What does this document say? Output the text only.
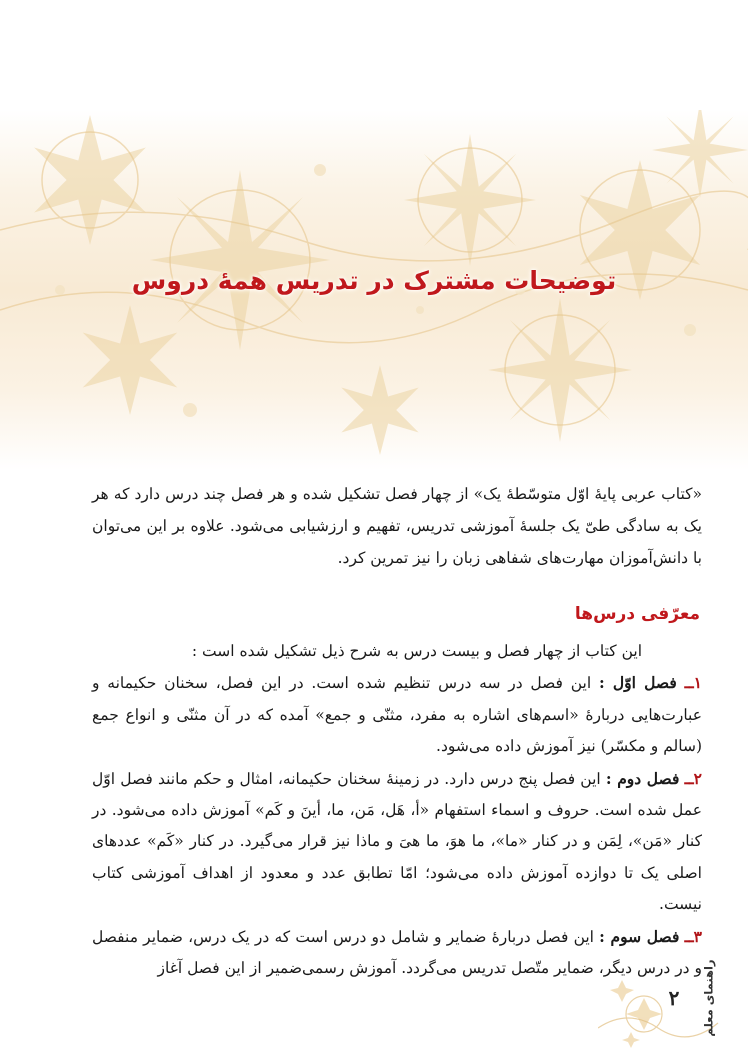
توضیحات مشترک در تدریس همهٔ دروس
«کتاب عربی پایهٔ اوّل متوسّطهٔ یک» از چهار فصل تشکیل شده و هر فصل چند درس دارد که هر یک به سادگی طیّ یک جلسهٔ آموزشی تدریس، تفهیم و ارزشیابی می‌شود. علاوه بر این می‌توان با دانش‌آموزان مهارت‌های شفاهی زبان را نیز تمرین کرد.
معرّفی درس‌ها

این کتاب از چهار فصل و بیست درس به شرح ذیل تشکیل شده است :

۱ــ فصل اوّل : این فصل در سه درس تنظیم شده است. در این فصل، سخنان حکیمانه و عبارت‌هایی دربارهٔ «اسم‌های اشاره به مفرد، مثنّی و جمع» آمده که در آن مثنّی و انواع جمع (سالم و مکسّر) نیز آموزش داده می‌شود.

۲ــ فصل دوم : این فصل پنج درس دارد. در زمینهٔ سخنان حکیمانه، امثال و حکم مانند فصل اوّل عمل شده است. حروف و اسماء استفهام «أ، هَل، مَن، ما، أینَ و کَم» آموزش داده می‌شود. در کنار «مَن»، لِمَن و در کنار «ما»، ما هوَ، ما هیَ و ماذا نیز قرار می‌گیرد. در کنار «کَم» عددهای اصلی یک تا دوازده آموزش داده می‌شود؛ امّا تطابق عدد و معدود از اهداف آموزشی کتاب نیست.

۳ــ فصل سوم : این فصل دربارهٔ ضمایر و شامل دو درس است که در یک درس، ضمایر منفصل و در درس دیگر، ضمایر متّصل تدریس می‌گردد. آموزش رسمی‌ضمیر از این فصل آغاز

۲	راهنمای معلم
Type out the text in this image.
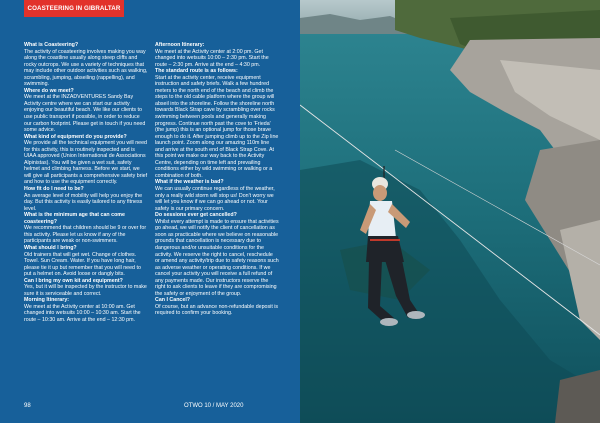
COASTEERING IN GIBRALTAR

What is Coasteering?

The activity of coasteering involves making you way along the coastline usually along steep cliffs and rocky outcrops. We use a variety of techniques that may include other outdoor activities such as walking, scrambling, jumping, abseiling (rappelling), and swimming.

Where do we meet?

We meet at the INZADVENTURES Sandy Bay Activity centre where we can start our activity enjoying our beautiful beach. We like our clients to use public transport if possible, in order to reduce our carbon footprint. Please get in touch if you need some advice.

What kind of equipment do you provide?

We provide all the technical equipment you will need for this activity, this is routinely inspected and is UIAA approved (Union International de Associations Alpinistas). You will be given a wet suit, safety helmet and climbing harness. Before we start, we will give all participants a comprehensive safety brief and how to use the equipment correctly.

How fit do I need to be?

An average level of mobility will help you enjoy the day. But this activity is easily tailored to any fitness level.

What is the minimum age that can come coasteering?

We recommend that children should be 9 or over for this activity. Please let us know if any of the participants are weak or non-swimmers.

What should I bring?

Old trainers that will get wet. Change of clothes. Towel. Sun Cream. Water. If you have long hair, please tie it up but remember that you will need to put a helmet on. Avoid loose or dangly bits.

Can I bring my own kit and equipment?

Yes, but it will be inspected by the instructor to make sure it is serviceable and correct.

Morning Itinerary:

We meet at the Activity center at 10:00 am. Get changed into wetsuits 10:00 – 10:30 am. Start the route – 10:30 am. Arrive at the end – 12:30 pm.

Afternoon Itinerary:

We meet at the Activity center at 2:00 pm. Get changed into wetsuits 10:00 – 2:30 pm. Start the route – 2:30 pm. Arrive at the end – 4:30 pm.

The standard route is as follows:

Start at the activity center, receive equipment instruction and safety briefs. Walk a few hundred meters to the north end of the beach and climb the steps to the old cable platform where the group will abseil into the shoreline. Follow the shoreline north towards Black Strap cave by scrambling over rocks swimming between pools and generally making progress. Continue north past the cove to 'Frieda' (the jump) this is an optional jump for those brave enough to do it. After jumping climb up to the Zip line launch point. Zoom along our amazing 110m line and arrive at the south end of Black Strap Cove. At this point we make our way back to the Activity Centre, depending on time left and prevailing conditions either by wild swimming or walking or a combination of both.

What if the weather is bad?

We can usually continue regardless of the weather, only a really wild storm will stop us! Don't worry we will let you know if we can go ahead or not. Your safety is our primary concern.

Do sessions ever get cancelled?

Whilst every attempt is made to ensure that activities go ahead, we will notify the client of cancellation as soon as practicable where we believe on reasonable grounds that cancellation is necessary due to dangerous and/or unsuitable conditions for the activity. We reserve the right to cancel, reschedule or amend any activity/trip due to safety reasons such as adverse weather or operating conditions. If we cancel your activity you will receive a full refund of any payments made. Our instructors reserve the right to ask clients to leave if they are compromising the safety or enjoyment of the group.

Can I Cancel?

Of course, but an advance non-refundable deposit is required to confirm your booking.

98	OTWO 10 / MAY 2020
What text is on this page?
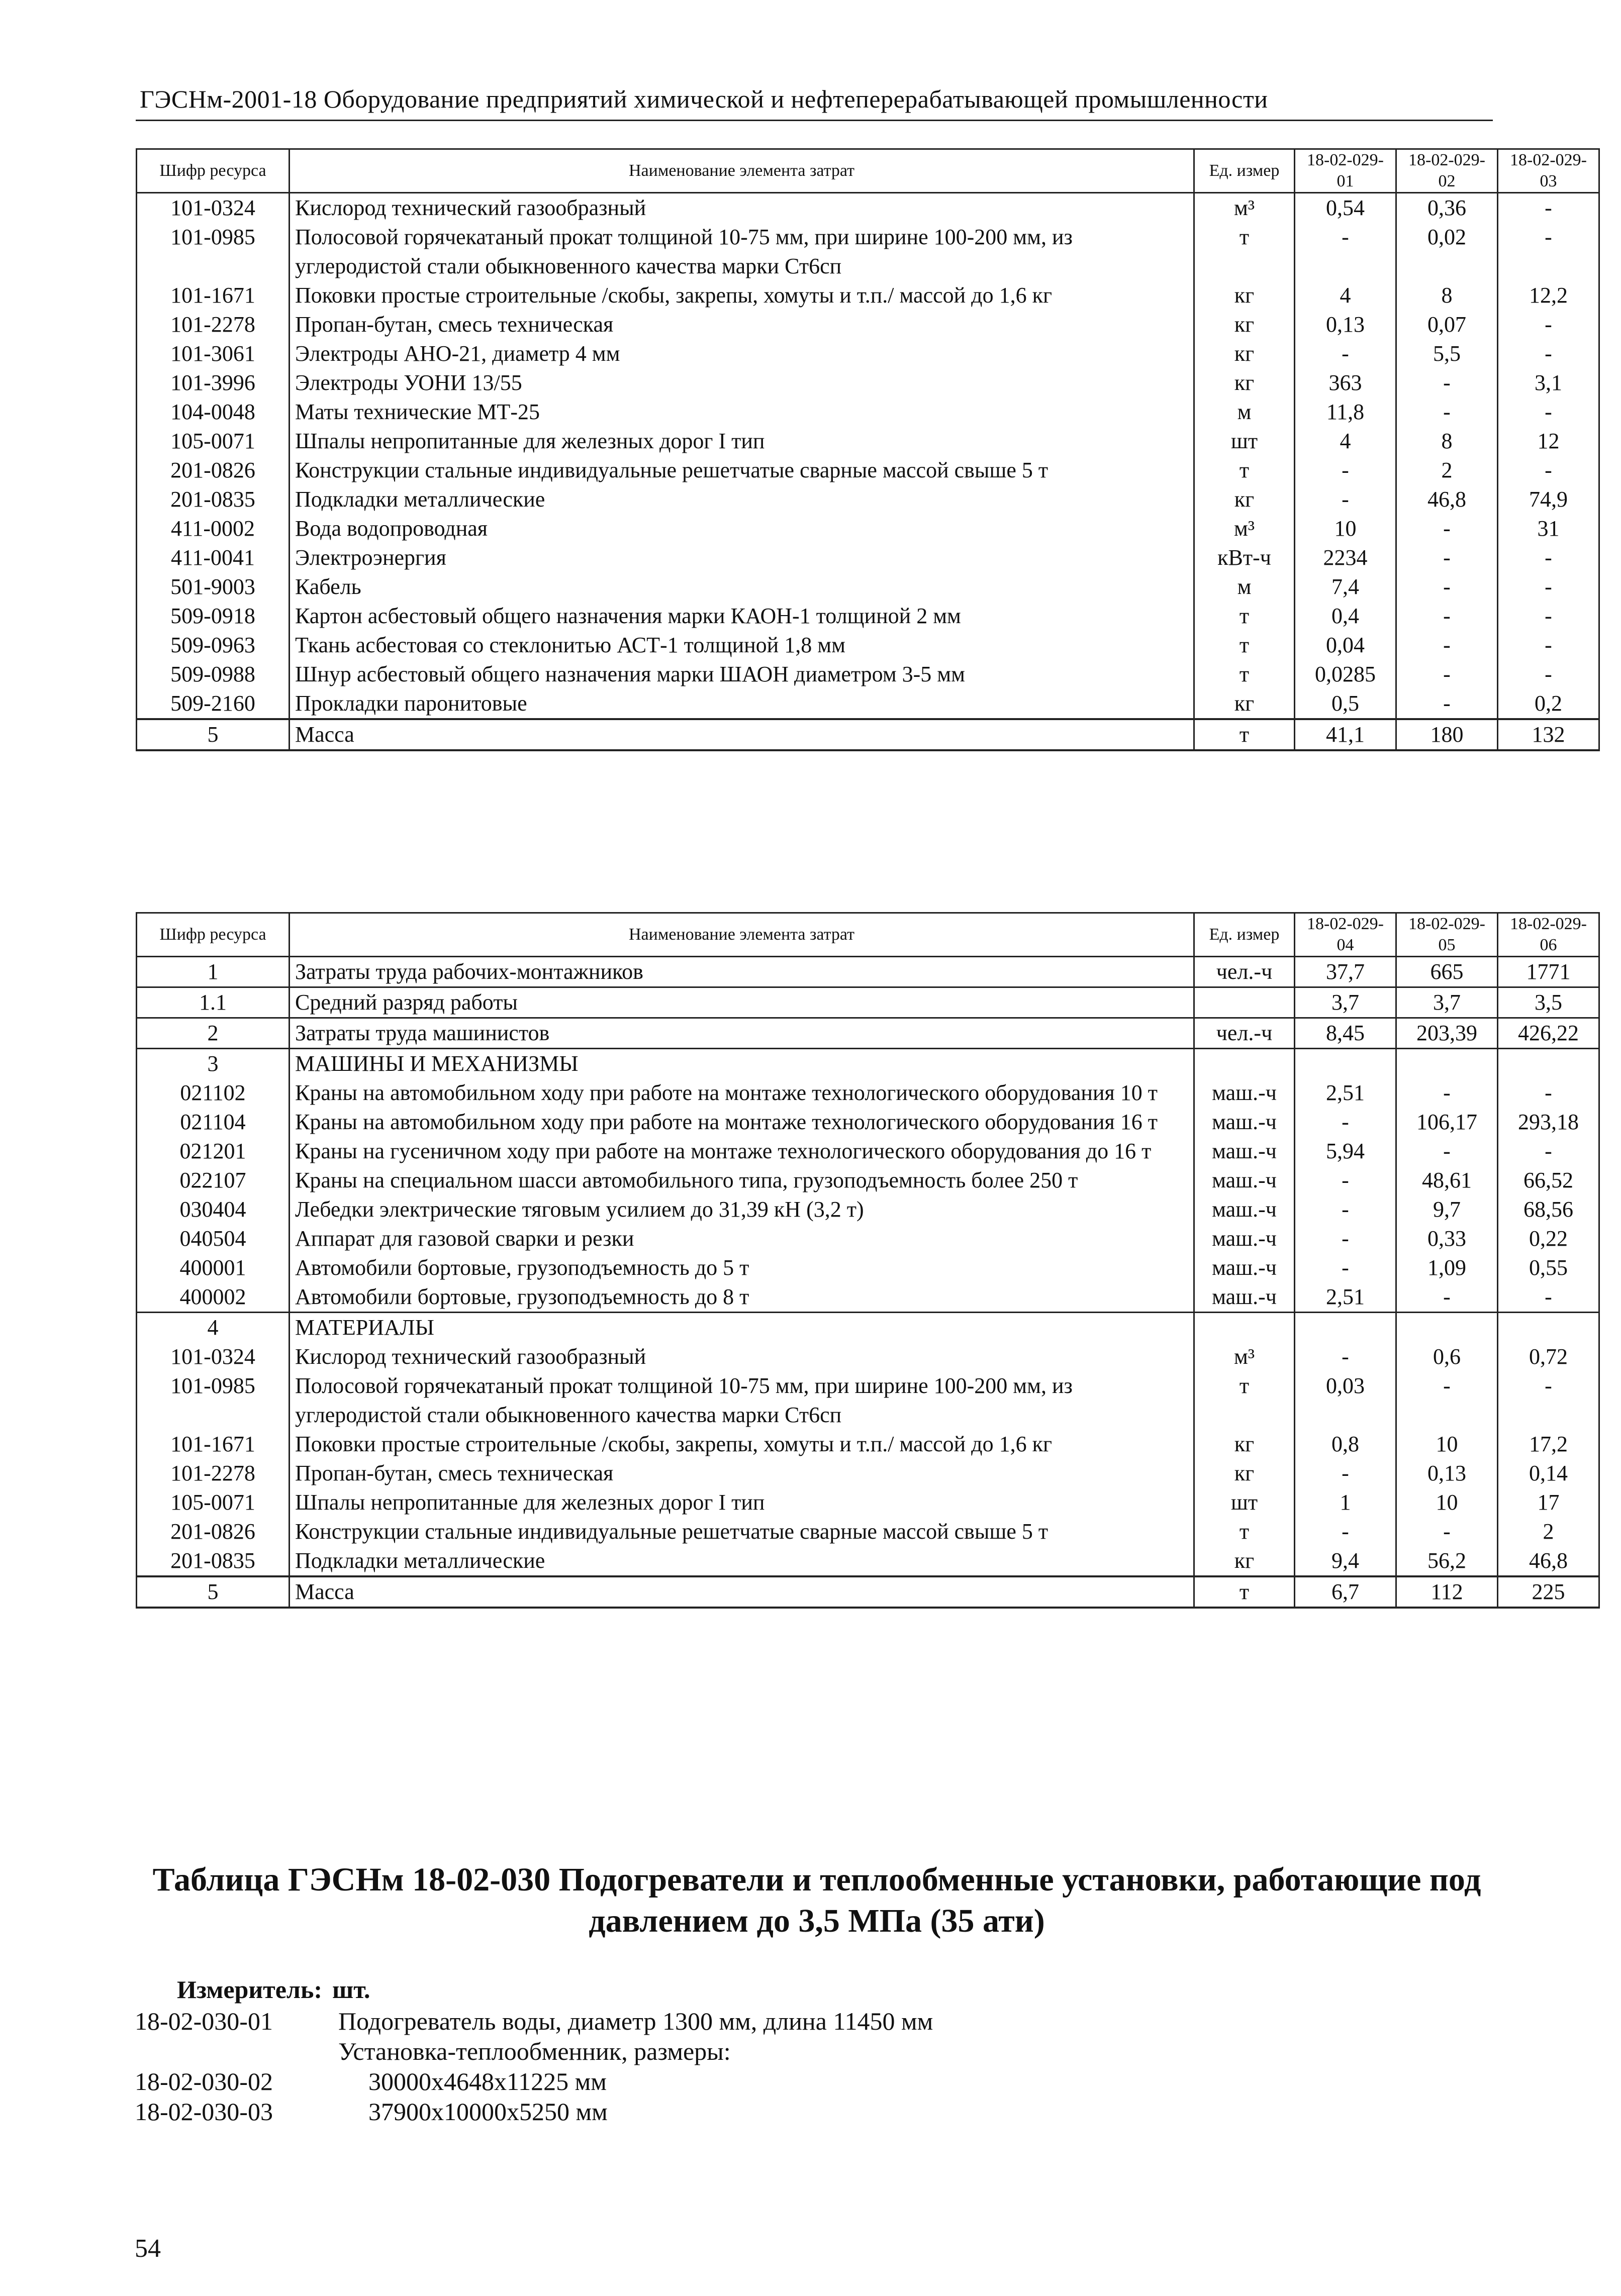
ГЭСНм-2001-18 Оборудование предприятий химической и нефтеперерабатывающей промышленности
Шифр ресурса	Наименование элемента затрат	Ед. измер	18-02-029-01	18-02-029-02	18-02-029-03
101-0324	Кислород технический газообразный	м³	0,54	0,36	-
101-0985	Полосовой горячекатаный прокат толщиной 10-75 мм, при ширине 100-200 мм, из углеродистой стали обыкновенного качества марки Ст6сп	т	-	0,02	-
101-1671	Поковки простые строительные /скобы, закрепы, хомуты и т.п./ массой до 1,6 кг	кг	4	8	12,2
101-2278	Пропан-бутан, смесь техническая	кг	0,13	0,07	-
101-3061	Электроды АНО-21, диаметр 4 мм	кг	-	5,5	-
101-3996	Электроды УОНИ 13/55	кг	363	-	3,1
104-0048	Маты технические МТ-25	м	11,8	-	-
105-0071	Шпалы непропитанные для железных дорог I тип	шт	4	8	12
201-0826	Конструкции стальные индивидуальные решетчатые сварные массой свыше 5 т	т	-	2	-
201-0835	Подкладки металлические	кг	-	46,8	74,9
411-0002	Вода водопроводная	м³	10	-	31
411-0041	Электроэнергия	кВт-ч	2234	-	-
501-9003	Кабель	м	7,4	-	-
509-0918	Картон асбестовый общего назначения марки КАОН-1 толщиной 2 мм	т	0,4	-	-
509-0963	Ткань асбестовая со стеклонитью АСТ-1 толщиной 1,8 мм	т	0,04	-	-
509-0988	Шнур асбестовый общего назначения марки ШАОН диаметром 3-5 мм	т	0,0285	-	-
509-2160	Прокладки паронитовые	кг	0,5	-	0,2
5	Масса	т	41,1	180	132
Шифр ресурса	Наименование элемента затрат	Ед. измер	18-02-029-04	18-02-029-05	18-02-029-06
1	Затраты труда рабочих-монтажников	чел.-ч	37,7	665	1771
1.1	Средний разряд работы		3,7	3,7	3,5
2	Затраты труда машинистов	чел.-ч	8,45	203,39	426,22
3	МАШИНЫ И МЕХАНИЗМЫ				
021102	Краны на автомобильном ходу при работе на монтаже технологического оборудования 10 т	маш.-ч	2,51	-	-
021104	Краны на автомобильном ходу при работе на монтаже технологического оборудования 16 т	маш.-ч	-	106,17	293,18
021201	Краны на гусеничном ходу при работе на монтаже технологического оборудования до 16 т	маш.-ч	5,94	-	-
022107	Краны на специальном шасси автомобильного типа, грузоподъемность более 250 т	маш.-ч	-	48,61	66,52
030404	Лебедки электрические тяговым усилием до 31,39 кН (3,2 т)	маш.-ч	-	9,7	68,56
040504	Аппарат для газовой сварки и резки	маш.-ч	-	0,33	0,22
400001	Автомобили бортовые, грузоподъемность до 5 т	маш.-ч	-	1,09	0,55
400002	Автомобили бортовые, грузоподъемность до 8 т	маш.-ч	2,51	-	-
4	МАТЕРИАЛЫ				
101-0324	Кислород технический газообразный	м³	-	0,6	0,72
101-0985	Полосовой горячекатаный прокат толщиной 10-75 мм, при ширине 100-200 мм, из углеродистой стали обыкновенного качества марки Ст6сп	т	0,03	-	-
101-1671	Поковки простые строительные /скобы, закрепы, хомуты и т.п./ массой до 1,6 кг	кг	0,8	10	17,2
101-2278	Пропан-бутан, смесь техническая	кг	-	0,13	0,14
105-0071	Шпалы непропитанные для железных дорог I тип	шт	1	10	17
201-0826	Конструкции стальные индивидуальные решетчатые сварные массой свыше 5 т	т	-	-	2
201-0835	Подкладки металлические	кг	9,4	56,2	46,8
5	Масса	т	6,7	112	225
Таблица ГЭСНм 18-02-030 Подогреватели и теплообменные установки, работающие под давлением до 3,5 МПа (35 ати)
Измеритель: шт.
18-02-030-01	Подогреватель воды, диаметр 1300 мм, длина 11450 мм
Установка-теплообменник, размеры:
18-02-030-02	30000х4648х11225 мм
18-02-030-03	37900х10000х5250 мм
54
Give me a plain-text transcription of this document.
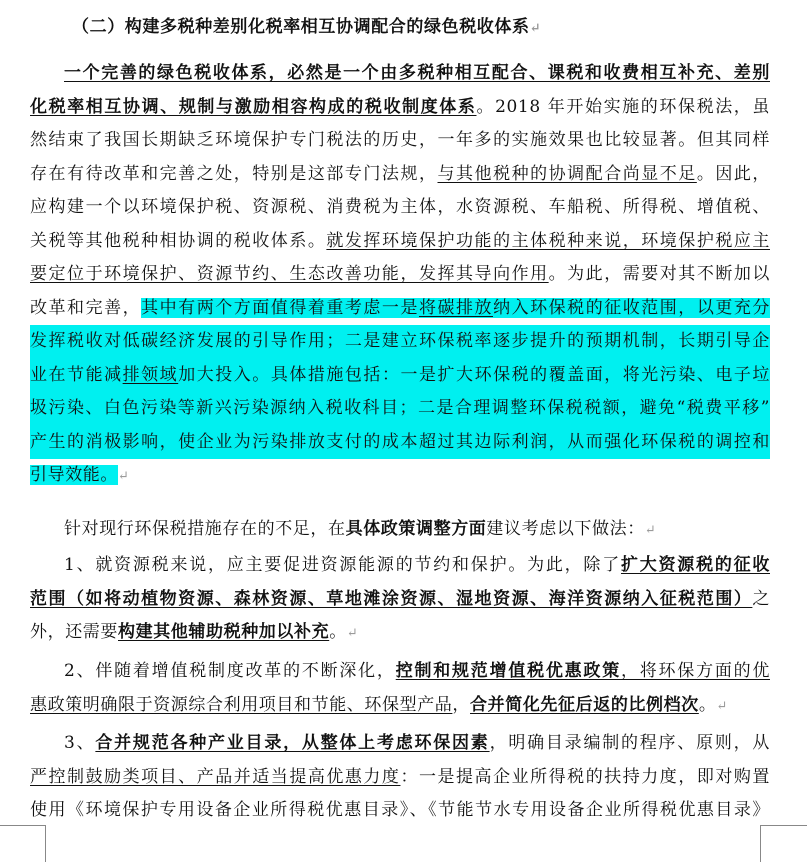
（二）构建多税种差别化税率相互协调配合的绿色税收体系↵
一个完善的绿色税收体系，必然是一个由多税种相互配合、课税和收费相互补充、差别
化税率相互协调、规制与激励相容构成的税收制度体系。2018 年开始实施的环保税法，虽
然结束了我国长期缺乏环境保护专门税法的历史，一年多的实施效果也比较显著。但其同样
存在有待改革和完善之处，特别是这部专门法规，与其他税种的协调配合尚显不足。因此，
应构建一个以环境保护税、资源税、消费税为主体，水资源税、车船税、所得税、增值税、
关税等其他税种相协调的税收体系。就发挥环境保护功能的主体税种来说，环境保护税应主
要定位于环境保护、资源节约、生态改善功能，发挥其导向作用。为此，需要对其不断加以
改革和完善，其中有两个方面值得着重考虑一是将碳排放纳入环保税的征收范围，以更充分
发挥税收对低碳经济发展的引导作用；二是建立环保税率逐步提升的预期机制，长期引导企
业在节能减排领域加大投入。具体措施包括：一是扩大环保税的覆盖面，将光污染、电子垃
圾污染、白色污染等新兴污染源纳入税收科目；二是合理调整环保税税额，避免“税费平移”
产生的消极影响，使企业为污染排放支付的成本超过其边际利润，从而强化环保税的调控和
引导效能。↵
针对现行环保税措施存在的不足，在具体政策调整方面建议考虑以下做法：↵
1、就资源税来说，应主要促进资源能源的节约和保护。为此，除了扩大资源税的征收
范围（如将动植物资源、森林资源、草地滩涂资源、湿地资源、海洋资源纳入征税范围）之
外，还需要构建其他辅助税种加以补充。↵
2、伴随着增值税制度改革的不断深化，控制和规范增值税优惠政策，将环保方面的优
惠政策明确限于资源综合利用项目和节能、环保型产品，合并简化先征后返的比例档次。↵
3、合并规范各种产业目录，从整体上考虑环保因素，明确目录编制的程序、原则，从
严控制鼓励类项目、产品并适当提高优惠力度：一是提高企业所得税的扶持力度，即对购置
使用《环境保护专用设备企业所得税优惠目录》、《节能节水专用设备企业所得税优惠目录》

******************************

Using the listing, collect all lines in which the string "ресурса" is found.

Шифр ресурса	Наименование элемента затрат	Ед. измер	18-02-029-01	18-02-029-02	18-02-029-03
Шифр ресурса	Наименование элемента затрат	Ед. измер	18-02-029-04	18-02-029-05	18-02-029-06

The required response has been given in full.